Aim of the task: Look through the material below and give the number of lines holding "Payment", with no other words.

Start of Record list

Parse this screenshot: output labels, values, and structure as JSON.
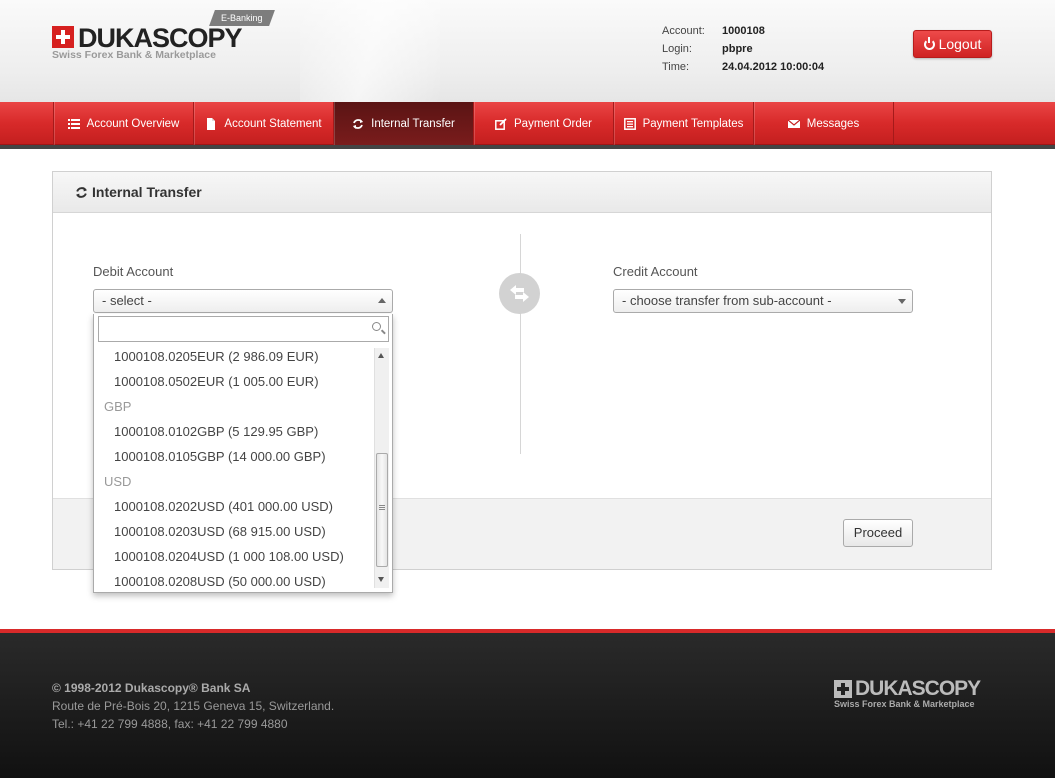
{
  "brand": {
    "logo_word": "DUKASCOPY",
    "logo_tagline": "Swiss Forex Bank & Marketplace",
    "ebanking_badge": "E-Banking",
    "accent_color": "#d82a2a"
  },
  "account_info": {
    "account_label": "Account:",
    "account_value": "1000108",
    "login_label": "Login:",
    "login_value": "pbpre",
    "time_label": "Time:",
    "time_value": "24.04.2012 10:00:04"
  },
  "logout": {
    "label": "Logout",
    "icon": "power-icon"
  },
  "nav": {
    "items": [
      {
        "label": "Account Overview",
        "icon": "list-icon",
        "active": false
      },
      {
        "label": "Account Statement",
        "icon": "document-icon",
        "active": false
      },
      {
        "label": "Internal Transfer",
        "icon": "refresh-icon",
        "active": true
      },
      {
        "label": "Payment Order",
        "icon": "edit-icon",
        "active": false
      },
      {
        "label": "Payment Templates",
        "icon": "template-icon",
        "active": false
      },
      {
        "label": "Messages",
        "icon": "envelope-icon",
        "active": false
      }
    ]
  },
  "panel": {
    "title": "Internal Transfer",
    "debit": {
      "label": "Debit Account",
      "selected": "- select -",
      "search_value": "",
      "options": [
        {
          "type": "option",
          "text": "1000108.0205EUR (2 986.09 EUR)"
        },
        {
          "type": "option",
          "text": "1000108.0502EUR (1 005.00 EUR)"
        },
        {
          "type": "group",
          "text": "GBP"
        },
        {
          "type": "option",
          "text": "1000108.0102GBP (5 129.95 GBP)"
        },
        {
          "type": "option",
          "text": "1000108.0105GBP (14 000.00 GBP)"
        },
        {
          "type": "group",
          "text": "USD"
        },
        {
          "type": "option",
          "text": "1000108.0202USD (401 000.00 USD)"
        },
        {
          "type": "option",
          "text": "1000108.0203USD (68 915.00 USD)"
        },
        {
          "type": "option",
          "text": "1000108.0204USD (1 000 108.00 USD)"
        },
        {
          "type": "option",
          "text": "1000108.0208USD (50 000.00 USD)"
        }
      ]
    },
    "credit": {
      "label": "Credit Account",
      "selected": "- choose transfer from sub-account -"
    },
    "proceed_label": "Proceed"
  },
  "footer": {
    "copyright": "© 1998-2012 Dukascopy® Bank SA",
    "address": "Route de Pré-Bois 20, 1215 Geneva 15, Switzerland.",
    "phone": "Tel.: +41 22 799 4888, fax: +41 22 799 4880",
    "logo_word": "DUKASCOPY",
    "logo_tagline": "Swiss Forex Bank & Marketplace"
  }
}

End of Record list
Start of Record list

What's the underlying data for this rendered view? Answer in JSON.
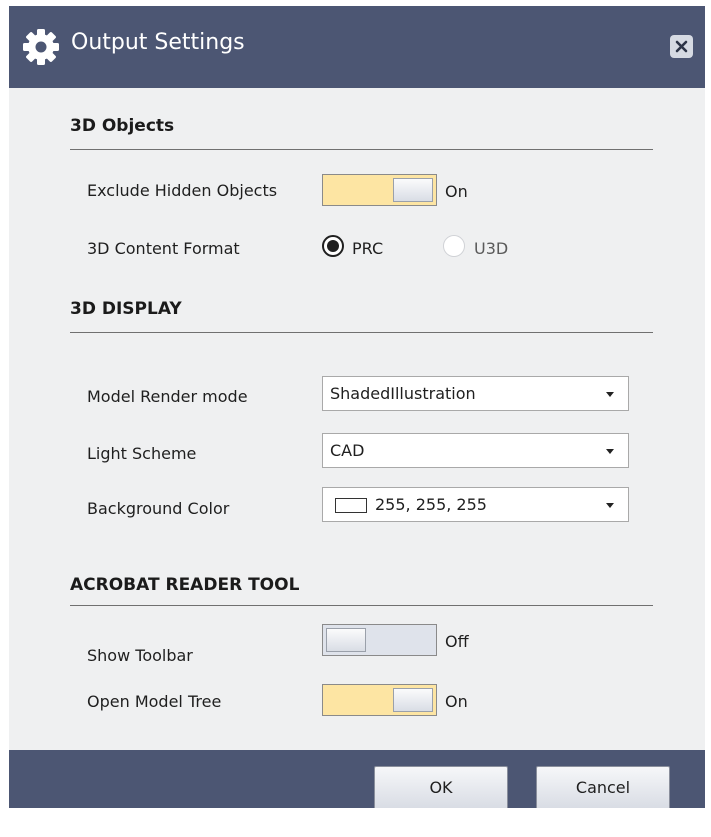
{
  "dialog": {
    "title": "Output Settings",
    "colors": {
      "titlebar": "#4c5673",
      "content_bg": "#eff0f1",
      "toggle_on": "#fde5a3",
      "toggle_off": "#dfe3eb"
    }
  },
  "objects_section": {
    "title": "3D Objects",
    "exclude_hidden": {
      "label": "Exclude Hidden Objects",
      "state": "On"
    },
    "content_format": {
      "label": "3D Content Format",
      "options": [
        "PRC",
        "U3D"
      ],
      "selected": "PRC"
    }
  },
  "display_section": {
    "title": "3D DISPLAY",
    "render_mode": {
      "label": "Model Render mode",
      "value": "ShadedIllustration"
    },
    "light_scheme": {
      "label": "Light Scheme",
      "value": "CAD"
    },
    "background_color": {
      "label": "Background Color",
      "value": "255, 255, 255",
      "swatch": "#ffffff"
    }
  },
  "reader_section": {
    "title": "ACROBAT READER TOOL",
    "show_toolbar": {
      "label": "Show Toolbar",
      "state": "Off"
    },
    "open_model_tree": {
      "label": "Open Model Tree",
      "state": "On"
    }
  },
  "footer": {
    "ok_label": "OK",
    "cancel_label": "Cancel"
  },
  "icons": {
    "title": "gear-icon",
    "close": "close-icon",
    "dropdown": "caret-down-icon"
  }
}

End of Record list

Response to this exercise: 2